* start Listed entries *

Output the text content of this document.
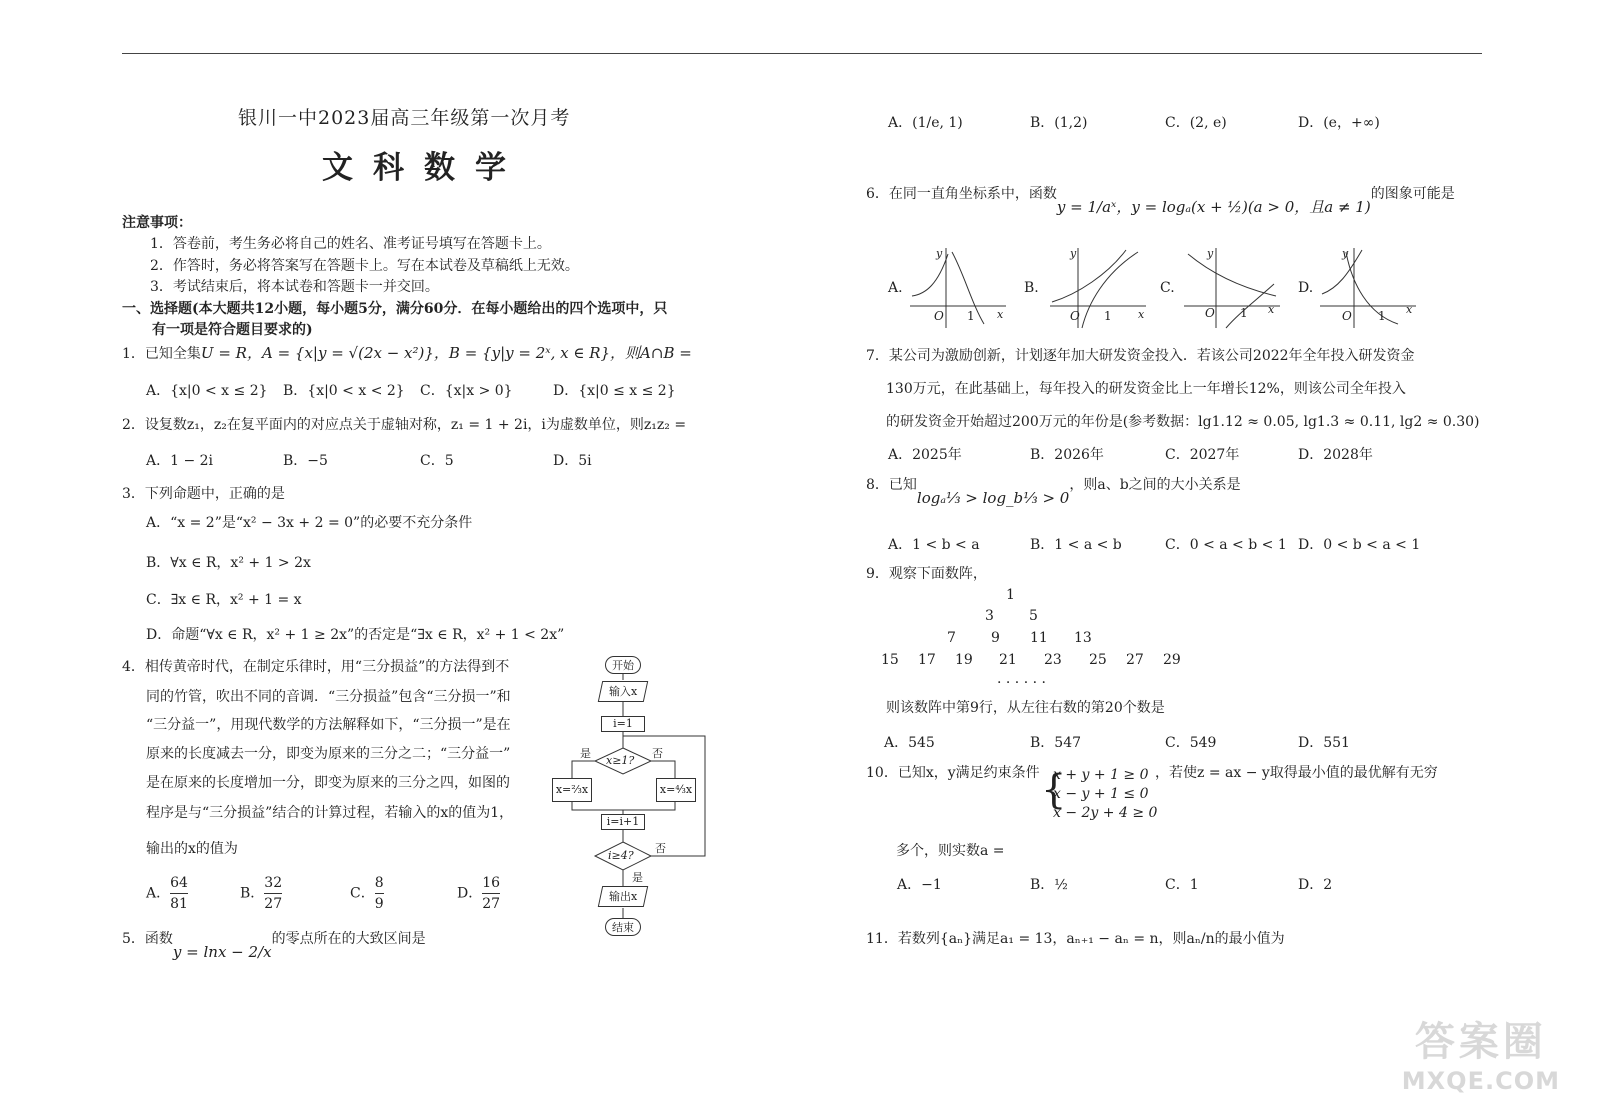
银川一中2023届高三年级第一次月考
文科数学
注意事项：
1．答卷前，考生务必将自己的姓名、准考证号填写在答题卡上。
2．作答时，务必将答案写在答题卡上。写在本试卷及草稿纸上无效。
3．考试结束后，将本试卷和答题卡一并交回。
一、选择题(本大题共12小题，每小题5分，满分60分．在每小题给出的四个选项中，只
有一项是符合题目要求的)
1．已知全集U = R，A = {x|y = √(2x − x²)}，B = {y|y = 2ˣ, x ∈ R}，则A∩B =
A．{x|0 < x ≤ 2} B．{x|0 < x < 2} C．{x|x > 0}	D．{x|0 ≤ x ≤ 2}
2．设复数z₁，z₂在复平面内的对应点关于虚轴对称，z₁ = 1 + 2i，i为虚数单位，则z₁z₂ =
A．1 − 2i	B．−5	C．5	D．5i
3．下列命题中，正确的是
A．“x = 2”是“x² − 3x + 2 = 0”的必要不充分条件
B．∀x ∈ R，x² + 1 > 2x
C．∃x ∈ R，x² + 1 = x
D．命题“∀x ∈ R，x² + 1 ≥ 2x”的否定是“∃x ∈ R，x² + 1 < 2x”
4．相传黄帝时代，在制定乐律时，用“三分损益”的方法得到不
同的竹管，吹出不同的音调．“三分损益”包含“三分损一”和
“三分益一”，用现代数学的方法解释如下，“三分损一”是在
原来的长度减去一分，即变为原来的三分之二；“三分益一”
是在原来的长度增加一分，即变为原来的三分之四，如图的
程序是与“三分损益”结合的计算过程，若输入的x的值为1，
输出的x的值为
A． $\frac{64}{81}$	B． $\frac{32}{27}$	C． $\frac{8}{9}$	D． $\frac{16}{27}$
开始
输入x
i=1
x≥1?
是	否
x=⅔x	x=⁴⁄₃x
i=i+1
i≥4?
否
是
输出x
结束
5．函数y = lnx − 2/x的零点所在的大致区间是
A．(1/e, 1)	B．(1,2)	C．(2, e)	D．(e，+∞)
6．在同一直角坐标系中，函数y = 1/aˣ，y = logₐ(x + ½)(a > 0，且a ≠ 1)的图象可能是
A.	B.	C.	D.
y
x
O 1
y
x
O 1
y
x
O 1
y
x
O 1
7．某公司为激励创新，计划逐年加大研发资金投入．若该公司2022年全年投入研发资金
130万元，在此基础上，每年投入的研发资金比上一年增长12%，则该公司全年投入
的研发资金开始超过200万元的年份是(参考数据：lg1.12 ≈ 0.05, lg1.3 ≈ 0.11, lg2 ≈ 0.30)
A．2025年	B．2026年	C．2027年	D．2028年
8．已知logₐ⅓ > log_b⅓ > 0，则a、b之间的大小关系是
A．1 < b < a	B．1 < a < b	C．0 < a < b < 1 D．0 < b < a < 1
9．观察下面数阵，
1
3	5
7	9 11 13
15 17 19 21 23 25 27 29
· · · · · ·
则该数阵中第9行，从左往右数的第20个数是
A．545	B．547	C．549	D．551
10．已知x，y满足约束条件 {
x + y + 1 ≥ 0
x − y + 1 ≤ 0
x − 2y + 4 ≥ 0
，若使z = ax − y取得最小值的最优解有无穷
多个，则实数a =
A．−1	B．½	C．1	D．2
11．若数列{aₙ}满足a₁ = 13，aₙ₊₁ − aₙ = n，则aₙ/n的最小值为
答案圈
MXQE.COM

* end Listed entries *
* start Listed entries *

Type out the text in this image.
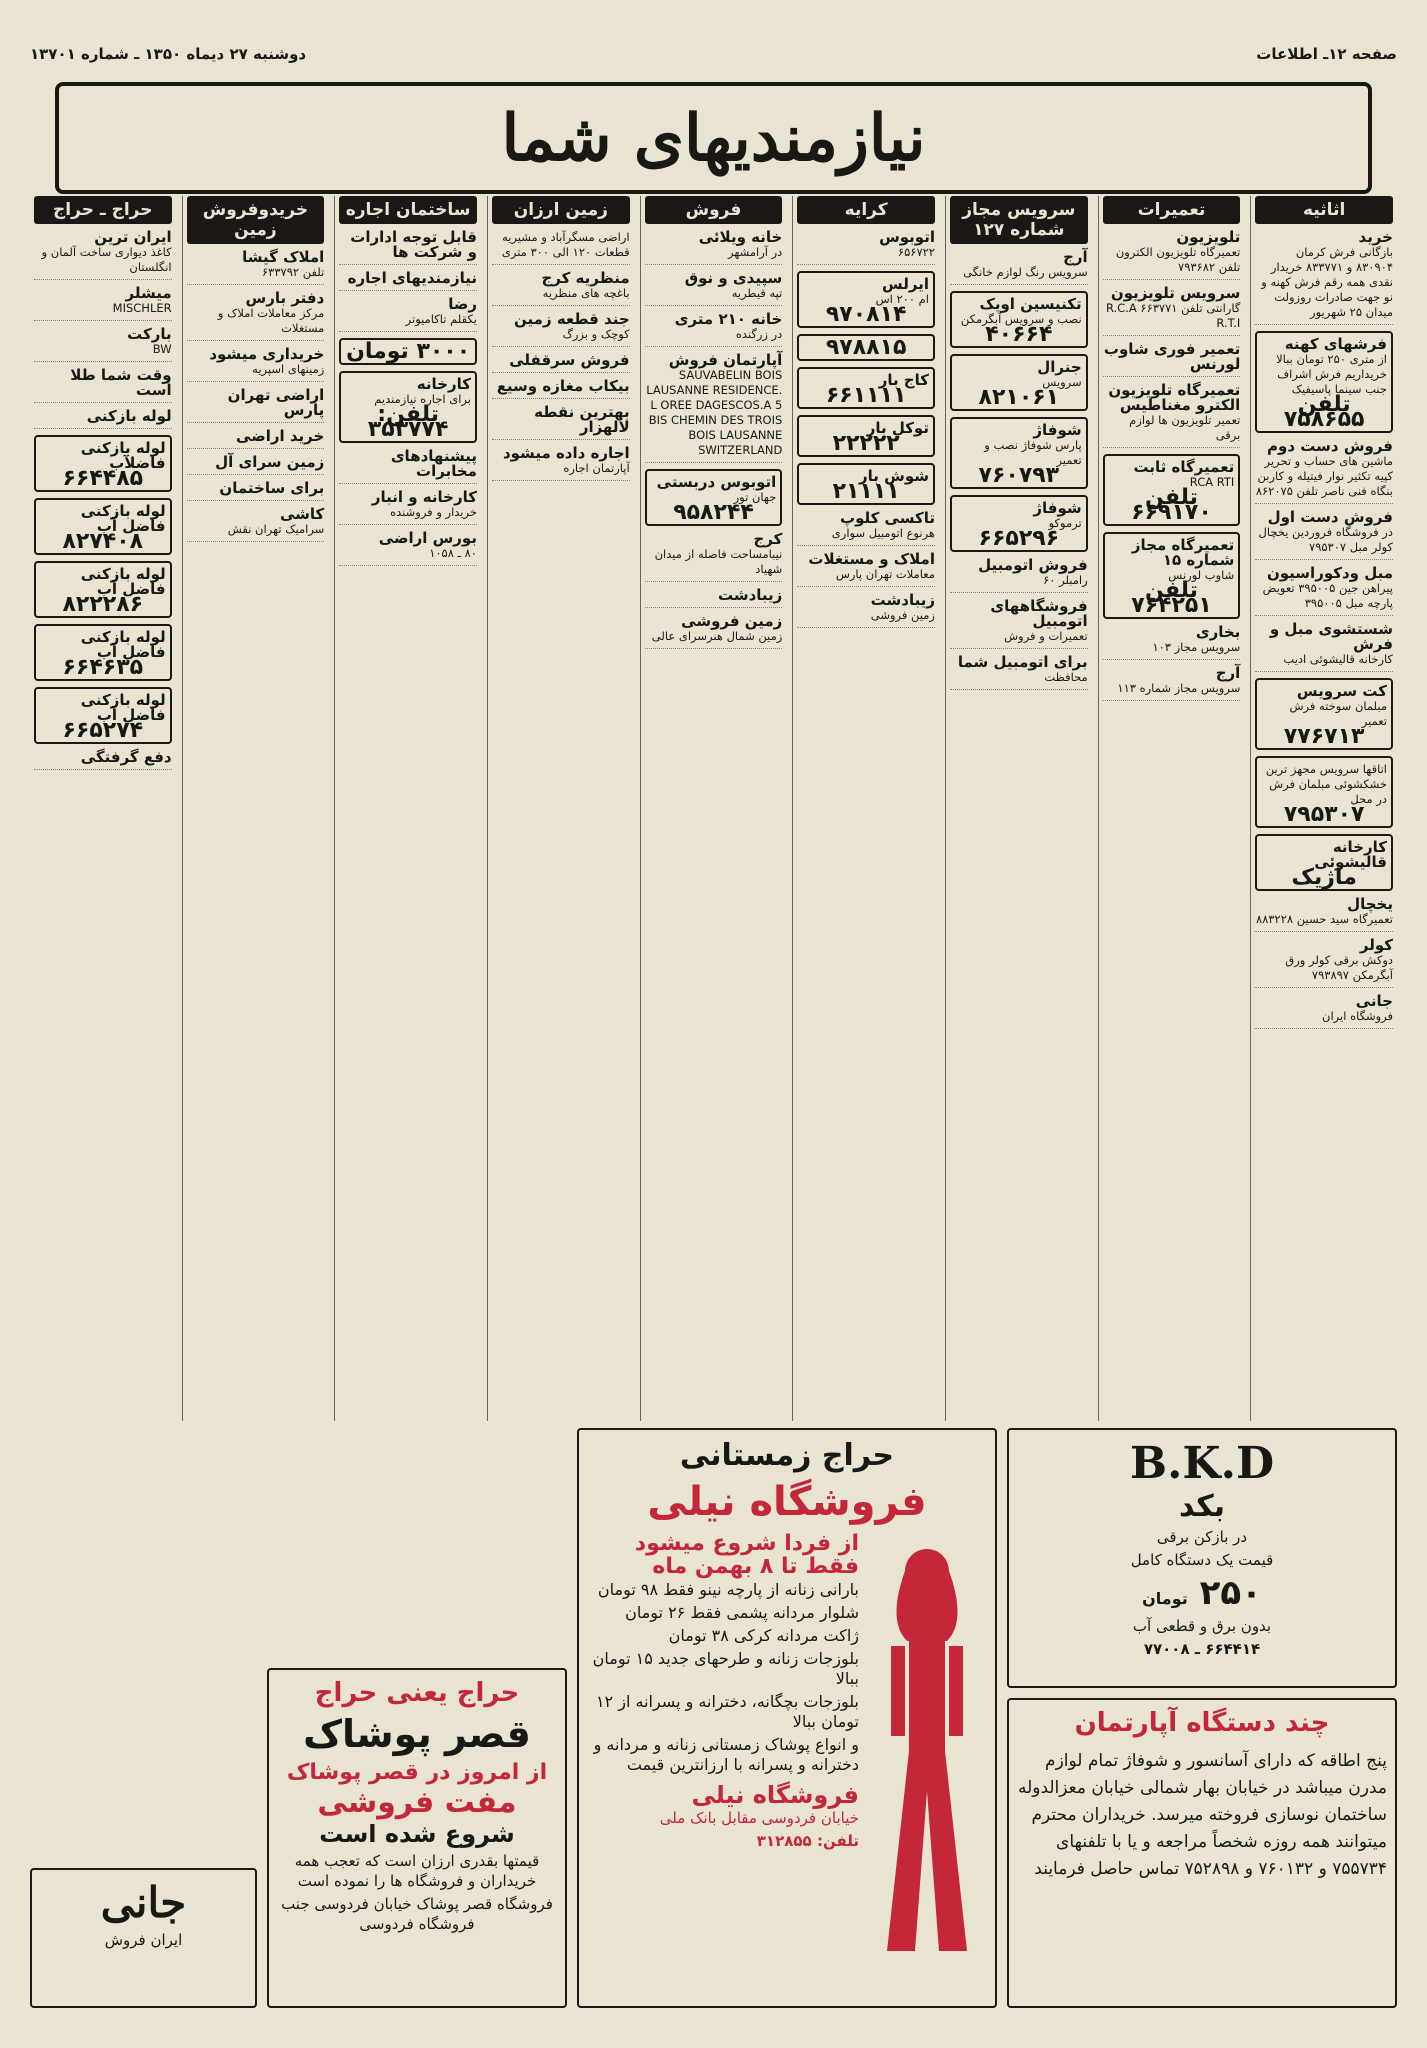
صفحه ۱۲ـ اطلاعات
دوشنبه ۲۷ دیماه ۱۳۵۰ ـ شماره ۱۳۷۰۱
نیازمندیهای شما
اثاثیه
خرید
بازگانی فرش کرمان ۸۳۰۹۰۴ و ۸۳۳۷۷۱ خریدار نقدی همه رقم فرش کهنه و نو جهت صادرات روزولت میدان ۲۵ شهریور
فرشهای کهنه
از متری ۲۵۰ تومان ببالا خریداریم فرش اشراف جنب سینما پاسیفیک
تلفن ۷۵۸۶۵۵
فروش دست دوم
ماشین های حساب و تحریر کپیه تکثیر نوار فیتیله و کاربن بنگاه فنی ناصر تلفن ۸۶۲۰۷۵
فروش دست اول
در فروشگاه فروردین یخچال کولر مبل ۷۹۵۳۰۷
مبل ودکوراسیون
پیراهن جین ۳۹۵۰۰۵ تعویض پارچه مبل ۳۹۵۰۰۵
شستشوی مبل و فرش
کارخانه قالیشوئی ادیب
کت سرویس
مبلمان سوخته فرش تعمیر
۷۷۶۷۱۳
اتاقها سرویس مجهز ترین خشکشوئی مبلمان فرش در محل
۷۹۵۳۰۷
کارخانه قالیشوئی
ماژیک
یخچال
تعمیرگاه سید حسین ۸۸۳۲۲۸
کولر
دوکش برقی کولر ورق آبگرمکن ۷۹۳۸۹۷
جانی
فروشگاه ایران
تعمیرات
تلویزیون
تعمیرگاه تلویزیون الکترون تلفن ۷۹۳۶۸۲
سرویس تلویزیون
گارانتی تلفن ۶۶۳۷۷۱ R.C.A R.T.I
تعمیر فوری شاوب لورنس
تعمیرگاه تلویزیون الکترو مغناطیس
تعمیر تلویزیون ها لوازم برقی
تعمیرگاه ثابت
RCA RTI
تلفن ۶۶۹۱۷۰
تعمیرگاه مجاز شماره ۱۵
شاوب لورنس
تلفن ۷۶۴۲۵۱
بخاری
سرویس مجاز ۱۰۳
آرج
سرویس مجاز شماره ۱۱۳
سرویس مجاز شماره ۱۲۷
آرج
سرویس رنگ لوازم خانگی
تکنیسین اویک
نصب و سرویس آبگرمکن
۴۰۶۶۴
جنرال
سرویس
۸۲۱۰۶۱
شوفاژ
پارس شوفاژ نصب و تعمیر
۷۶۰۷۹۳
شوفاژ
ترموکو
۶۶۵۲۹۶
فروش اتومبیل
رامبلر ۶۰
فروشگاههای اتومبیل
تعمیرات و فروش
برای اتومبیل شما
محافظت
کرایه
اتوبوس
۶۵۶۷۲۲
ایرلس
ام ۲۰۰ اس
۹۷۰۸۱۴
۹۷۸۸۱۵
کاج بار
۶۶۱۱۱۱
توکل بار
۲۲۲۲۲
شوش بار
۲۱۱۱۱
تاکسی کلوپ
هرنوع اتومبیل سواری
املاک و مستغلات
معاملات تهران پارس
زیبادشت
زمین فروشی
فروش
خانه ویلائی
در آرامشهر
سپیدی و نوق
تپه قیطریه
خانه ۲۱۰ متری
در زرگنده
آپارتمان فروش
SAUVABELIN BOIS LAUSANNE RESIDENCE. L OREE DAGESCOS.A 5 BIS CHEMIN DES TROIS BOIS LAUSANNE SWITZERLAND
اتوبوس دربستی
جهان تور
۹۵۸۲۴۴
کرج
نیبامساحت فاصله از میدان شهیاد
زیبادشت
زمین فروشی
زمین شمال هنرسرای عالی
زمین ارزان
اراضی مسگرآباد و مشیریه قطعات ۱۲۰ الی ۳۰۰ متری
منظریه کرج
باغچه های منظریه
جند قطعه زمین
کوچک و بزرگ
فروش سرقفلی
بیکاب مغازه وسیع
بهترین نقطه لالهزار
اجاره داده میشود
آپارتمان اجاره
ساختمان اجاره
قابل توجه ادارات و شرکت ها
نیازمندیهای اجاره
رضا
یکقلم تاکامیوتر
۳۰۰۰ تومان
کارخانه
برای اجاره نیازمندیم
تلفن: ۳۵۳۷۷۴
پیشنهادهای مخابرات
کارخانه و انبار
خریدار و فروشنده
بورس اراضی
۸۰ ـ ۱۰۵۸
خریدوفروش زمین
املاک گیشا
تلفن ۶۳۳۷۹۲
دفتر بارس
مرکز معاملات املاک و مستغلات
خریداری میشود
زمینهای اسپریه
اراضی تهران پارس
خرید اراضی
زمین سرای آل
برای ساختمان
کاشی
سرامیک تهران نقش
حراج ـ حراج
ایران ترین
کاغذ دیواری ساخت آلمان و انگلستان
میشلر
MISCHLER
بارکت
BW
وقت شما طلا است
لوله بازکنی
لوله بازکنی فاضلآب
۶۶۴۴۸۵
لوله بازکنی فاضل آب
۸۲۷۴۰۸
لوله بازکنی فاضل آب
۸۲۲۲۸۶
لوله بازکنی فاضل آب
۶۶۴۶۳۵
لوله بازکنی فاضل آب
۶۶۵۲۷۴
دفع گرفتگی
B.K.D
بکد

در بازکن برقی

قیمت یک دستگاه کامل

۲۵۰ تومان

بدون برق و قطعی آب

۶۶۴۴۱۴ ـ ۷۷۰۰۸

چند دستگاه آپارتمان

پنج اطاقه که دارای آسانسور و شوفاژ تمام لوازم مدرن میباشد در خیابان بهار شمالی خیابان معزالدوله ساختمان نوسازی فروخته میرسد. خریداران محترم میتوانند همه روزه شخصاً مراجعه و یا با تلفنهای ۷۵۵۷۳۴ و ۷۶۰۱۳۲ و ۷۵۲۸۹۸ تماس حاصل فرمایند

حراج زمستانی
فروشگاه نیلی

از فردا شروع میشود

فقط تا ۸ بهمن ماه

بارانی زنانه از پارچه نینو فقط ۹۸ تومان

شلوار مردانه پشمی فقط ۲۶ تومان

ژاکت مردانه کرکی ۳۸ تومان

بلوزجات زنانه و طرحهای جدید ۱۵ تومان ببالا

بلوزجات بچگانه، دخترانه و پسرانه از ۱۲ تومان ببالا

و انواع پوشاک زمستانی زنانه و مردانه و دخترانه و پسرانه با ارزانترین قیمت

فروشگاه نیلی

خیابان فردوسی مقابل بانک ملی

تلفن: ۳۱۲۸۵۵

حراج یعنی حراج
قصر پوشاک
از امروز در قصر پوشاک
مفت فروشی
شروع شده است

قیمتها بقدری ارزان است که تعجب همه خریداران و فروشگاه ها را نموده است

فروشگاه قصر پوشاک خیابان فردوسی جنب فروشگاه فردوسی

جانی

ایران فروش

* end Listed entries *

### Set exercise
Every line that holds the word "سرویس" should be extracted.

### Answer for the task
کت سرویس
اتاقها سرویس مجهز ترین خشکشوئی مبلمان فرش در محل
سرویس تلویزیون
سرویس مجاز ۱۰۳
سرویس مجاز شماره ۱۱۳
سرویس مجاز شماره ۱۲۷
سرویس رنگ لوازم خانگی
نصب و سرویس آبگرمکن
سرویس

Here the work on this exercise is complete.